▶ _Задания_
[1] В тексте о скандинавских пособиях по болезни замените «Скандинавия» на «Северная Европа» и приведите всё от «Этот процесс очень» и до «по инвалидности (91).».
[2] Продолжите текст о скандинавских пособиях по болезни с того места, на котором он заканчивается.

▶ _Текст для чтения_

Этот процесс очень отчетливо виден в скандинавских системах пособий по нетрудоспособности и по болезни. В каждом обществе есть люди, которые становятся больными или нетрудоспособными, постоянно или временно, и не могут работать. Что с ними произойдет? Скандинавия выработала систему социального обеспечения, в которой нетрудоспособные получают пособия в размере 90% той заработной платы, какую они получали бы, если бы могли работать. В течение десятилетий щедрость законов о нетрудоспособности менялась очень мало, но установки по отношению к этим законам чрезвычайно изменились. Процедура, к которой некогда прибегали только тяжело больные или попавшие в тяжкую нужду, стала использоваться миллионами в основном здоровых работников, чтобы доставить себе девятнадцать добавочных дней отпуска в год или получить раннюю пенсию по инвалидности (91).

Затраты росли, тогда как сбор налогов сокращался. То, что вначале было экономически возможной привилегией, становилось экономически невозможным общим правом. Скандинавские системы, действовавшие долгое время, нуждались теперь в сокращении масштабов, чтобы затраты не вышли из‑под контроля. Когда такое сокращение систем было проведено, то пропуски рабочих дней резко уменьшились — на две трети (92). Но, конечно, уменьшились также и льготы действительно нуждающимся.

(Данные для предсказания ограничивающих рамок)
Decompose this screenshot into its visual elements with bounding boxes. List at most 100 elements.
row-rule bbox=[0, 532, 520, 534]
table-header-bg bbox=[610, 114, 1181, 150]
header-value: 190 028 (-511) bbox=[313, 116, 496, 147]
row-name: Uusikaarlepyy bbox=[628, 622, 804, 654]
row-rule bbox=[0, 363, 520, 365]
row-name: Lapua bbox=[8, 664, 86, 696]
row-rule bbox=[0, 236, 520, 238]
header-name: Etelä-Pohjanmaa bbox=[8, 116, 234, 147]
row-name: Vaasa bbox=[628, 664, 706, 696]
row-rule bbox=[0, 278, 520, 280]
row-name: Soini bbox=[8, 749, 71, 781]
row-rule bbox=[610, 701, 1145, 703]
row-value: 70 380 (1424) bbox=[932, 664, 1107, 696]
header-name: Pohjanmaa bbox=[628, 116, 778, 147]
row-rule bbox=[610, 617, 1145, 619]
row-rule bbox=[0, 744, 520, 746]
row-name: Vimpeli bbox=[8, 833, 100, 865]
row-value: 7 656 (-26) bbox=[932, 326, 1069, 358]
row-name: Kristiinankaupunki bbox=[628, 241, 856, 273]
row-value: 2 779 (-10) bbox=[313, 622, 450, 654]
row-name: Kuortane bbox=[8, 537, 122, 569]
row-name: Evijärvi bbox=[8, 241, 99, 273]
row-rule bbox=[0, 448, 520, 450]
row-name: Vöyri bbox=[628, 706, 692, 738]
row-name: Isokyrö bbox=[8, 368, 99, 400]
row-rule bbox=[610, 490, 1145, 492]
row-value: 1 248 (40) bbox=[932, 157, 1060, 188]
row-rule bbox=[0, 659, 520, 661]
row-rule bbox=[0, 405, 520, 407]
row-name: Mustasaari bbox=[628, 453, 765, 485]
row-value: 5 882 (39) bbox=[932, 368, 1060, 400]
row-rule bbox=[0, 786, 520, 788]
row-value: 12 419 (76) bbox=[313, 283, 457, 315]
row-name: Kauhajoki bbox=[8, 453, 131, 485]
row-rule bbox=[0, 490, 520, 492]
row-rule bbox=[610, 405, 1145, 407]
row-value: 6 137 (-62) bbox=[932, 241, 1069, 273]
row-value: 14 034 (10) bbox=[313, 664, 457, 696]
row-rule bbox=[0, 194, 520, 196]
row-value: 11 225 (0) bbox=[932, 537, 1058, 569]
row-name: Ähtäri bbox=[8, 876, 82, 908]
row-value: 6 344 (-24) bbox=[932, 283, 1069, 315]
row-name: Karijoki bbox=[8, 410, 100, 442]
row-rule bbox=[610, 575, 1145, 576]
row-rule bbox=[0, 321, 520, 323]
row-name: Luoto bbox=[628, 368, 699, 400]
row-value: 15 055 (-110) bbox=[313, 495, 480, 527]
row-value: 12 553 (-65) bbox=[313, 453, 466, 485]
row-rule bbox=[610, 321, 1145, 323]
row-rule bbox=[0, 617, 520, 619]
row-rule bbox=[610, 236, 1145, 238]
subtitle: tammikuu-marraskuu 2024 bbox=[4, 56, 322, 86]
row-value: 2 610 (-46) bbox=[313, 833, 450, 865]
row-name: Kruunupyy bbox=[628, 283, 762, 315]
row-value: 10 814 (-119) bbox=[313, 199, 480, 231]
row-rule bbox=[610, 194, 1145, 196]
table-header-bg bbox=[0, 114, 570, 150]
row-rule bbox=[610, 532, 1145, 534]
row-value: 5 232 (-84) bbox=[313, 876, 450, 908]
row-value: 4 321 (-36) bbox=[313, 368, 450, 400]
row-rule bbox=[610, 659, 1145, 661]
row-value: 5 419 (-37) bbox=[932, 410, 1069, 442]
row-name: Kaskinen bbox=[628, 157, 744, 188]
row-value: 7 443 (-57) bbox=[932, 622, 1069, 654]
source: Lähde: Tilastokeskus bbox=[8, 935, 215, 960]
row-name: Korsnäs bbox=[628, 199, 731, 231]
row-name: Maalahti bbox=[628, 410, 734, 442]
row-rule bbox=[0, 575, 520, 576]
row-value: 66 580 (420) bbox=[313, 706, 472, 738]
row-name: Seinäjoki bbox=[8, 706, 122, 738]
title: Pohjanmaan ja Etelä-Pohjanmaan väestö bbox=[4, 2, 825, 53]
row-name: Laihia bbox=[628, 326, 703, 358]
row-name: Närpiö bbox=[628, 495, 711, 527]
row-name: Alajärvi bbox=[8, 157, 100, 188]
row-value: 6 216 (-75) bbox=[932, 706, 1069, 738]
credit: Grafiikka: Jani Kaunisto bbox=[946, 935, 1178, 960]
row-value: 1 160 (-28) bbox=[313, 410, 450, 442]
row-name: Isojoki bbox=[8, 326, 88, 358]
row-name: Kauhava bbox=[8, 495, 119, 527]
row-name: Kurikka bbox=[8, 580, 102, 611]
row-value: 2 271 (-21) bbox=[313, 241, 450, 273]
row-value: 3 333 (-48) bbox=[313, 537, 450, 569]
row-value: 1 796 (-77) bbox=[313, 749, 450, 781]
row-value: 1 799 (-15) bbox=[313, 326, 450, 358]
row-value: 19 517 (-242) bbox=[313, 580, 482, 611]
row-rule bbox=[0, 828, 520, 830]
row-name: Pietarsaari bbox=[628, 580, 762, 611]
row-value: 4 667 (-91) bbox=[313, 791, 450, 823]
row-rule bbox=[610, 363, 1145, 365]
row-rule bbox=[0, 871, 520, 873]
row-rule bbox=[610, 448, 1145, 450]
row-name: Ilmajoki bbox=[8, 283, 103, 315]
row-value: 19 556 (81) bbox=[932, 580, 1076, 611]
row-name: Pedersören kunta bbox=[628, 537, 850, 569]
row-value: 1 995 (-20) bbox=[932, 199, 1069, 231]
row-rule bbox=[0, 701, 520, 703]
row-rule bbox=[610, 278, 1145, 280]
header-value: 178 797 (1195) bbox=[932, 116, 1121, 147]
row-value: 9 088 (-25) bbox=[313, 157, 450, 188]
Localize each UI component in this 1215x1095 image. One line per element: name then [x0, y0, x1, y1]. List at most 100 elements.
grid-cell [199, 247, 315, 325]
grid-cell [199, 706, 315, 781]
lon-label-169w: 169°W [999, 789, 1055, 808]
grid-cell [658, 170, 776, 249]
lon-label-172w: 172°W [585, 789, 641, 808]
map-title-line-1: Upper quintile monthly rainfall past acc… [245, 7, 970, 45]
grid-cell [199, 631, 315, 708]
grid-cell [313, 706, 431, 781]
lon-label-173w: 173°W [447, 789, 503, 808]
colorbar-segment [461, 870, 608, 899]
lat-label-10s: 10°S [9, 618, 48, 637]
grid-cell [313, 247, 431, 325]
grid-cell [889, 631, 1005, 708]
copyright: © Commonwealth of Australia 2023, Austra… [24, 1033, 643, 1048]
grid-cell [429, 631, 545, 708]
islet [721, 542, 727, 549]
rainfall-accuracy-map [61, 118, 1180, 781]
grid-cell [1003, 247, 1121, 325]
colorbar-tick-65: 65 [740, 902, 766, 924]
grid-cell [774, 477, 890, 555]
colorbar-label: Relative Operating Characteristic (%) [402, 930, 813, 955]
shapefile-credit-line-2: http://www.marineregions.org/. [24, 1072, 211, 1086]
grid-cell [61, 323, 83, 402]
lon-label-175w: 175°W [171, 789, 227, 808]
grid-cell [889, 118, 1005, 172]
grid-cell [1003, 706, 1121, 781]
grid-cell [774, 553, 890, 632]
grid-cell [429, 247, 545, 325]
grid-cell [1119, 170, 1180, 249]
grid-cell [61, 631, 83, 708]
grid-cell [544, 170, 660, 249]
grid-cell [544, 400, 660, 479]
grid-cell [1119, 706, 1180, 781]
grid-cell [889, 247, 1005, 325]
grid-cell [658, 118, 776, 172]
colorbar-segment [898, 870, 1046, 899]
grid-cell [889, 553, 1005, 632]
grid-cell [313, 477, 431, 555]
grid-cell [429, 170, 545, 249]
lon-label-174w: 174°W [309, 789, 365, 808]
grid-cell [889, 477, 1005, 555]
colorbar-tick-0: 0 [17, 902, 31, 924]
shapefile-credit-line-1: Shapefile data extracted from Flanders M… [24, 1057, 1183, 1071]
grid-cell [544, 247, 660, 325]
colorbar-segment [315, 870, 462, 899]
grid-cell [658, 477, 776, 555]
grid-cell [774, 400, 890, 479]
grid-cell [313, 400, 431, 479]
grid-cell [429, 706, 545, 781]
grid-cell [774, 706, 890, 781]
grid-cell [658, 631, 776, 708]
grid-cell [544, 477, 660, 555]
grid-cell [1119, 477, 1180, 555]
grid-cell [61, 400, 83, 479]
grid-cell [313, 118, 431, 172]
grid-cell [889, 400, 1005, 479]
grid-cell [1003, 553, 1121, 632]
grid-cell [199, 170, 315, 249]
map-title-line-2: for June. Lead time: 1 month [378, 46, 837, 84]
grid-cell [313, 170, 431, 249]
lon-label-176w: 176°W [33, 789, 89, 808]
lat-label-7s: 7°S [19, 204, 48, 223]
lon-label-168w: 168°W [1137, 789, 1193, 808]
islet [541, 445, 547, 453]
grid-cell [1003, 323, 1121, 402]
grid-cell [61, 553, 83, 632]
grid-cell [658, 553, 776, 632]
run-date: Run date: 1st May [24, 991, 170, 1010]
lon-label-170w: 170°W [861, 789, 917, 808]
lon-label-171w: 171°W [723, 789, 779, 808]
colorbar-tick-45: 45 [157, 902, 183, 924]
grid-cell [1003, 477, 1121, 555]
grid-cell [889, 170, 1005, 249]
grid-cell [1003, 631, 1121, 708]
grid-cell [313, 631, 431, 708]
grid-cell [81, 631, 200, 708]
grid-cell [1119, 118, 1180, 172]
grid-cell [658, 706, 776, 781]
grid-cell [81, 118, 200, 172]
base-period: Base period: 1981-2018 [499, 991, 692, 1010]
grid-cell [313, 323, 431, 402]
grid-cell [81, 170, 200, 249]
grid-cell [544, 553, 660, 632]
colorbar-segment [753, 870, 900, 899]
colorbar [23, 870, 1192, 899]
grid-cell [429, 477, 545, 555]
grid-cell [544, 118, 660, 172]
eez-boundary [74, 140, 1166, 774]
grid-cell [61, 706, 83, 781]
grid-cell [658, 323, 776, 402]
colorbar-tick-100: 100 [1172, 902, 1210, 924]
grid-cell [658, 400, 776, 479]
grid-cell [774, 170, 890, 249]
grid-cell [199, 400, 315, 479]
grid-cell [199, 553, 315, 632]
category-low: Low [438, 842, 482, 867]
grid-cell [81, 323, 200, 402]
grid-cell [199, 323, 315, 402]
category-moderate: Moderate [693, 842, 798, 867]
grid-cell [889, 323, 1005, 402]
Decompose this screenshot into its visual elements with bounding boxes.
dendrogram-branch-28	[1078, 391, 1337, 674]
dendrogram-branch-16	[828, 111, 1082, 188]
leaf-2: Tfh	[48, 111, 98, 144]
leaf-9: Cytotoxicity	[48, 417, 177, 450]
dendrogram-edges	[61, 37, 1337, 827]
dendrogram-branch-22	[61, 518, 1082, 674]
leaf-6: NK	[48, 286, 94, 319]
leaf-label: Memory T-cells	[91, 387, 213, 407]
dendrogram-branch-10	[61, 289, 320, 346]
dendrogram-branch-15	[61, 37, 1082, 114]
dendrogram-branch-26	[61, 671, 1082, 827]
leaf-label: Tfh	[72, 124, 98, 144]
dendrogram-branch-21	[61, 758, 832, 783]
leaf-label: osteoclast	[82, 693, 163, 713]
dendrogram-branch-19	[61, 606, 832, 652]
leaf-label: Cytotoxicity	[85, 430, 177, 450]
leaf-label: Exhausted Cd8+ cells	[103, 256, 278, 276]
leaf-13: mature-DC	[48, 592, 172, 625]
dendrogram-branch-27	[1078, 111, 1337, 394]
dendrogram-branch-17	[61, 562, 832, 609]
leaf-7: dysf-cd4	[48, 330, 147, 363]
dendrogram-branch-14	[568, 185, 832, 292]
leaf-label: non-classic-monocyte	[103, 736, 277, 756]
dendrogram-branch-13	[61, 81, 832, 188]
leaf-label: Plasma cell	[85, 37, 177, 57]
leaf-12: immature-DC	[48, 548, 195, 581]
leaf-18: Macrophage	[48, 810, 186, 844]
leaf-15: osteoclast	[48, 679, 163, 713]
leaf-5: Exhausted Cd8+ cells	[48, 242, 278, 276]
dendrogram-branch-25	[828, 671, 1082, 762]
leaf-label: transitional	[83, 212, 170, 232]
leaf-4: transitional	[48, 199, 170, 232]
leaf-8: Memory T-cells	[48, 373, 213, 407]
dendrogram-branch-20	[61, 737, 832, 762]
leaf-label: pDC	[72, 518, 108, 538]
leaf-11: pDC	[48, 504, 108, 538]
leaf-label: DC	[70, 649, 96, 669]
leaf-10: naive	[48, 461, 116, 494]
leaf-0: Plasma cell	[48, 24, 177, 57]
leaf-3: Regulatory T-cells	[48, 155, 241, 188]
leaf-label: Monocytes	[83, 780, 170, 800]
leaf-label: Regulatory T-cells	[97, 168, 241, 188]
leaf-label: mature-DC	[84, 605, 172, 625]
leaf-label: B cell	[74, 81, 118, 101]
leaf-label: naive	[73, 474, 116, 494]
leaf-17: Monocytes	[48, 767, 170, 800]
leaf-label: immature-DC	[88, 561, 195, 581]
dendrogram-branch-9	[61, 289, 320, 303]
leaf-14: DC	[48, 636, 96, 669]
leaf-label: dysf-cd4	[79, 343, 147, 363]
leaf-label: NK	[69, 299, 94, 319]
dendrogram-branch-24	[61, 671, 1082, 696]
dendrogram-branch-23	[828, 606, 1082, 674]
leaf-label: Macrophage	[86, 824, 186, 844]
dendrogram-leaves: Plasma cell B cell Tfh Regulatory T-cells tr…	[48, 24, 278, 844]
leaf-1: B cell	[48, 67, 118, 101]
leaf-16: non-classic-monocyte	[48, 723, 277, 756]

▶ _Ответы_
[1]
Этот процесс очень отчетливо виден в скандинавских системах пособий по нетрудоспособности и по болезни. В каждом обществе есть люди, которые становятся больными или нетрудоспособными, постоянно или временно, и не могут работать. Что с ними произойдет? Северная Европа выработала систему социального обеспечения, в которой нетрудоспособные получают пособия в размере 90% той заработной платы, какую они получали бы, если бы могли работать. В течение десятилетий щедрость законов о нетрудоспособности менялась очень мало, но установки по отношению к этим законам чрезвычайно изменились. Процедура, к которой некогда прибегали только тяжело больные или попавшие в тяжкую нужду, стала использоваться миллионами в основном здоровых работников, чтобы доставить себе девятнадцать добавочных дней отпуска в год или получить раннюю пенсию по инвалидности (91).

[2]
Слыша все разговоры о желании платить меньше налогов, можно было бы подумать, что американцы хотят сократить социальные льготы. Важно не упускать из виду, что это вовсе не так. Престарелые хотят получать свои льготы, и не только они. Вместо того, чтобы частным образом платить за свое здоровье и оплачивать страховку от наводнений, ураганов и землетрясений, избиратели среднего класса хотят, чтобы необходимое страхование доставляло им правительство. Но если правительство в самом деле за это платит, то люди, купившие себе частную страховку от наводнений или землетрясений, оказываются простофилями — они частным образом оплачивают свою собственную безопасность, а общественным образом, посредством налогов, оплачивают безопасность кого‑то другого. Каждое наводнение или землетрясение, которое правительство компенсирует чрезвычайными пособиями, уменьшает число тех, кто в будущем купит частную страховку, которая лишит их этих государственных льгот. Эти люди не глупы. В зонах Среднего Запада, подверженных наводнениям, в настоящее время лишь 7% населения имеют страхование от наводнений (93). Более 50% людей, охваченных программой бесплатного медицинского страхования (Medicaid), в результате этого сократили объемы своего частного страхования (94).

Наша публика не интересуется теперь страховыми полисами, которые окупаются только в случае необычных катастрофических происшествий — то есть необычно высоких расходов, которые никто не может себе позволить и которых никто не ожидает; публика хочет застраховаться от повседневных неприятностей. Она хочет, чтобы каждый необычный риск оплачивали правительство или корпорации; более того, чтобы они платили и за повседневно ожидаемые расходы, которые люди, как правило, могут и должны оплачивать сами.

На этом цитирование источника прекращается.